◆ **EXERCISE DIRECTIONS**
Go through the entries one line at a time, and gather every line that has the word "customer".

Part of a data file
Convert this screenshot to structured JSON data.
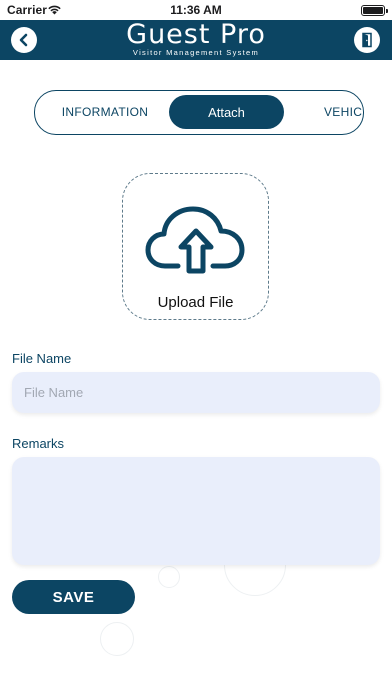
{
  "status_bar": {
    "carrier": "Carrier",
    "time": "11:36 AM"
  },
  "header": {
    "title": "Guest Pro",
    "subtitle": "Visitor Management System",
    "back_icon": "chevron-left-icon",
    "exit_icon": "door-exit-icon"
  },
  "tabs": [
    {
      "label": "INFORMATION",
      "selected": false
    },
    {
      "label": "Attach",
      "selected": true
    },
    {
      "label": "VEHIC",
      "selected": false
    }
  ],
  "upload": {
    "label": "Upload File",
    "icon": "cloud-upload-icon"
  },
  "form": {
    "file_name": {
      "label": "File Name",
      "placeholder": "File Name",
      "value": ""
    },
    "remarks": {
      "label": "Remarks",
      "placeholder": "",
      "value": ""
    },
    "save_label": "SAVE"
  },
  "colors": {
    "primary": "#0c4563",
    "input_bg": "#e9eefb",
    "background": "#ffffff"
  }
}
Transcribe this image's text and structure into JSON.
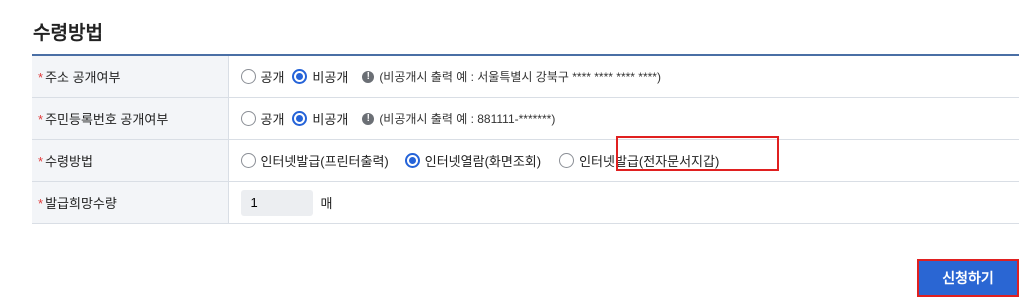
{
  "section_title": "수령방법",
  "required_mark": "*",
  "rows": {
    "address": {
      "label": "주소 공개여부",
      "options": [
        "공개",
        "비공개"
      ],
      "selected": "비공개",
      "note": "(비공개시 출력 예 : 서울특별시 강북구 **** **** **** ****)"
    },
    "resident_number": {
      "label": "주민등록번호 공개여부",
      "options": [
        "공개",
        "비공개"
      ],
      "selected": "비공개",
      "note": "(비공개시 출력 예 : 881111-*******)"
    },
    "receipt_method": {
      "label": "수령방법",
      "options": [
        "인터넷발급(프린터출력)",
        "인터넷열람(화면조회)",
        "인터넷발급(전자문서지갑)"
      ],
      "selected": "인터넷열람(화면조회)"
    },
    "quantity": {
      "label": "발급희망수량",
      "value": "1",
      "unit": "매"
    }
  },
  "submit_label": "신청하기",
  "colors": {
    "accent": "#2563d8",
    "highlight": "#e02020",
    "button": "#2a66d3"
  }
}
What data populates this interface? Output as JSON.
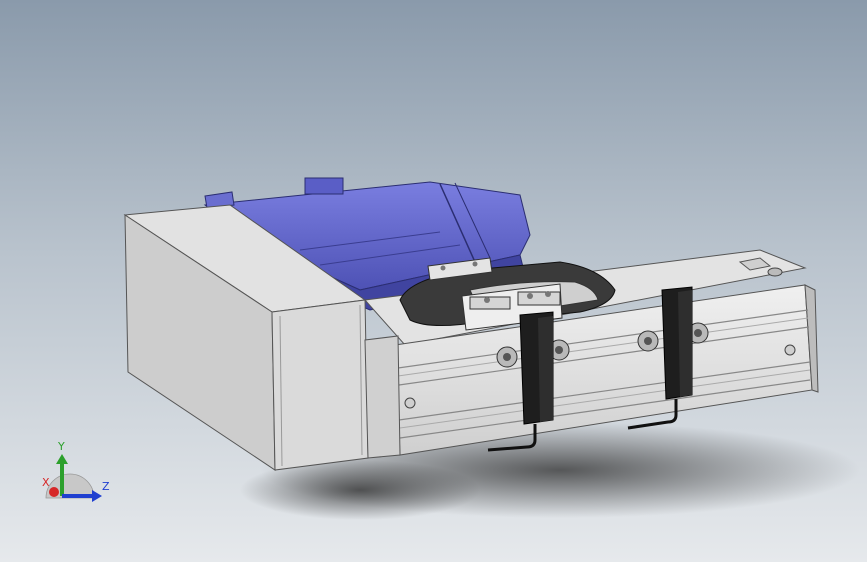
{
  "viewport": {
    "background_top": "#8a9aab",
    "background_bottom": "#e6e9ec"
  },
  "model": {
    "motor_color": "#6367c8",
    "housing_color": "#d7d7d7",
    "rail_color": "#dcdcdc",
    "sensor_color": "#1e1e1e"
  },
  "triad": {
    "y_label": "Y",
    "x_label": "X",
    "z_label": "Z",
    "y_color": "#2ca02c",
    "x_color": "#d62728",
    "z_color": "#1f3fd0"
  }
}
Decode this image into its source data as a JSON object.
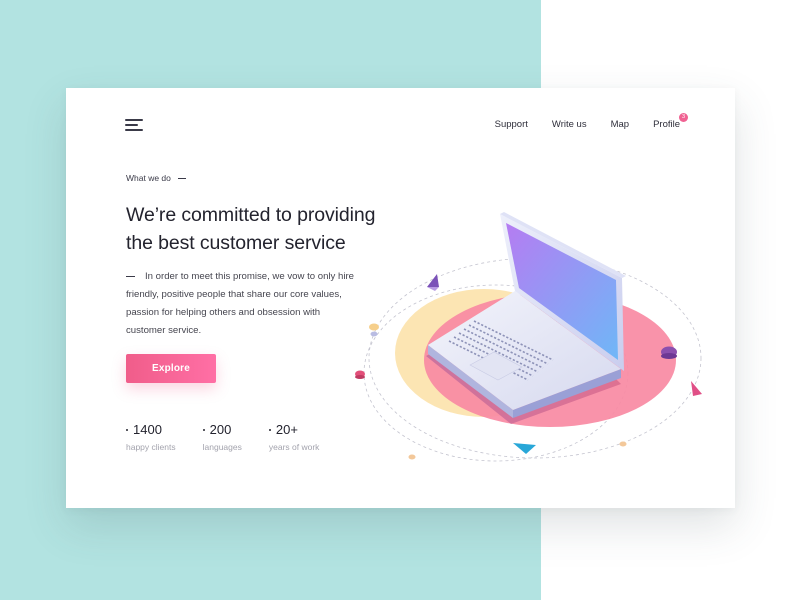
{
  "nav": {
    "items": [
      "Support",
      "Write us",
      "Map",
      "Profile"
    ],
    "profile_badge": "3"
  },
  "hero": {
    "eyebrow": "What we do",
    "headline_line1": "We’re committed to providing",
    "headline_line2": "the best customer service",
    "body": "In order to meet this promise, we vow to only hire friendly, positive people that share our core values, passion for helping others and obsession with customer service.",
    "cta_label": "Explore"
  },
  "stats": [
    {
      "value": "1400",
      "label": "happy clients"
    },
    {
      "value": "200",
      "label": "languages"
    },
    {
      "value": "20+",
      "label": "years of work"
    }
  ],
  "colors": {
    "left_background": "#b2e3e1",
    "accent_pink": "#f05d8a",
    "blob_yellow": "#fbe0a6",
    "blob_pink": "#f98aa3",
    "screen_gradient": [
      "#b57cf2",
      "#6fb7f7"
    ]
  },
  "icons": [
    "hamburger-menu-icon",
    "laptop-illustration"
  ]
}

◆ **ANSWER IN FULL**
    "headline_line2": "the best customer service",
    "body": "In order to meet this promise, we vow to only hire friendly, positive people that share our core values, passion for helping others and obsession with customer service.",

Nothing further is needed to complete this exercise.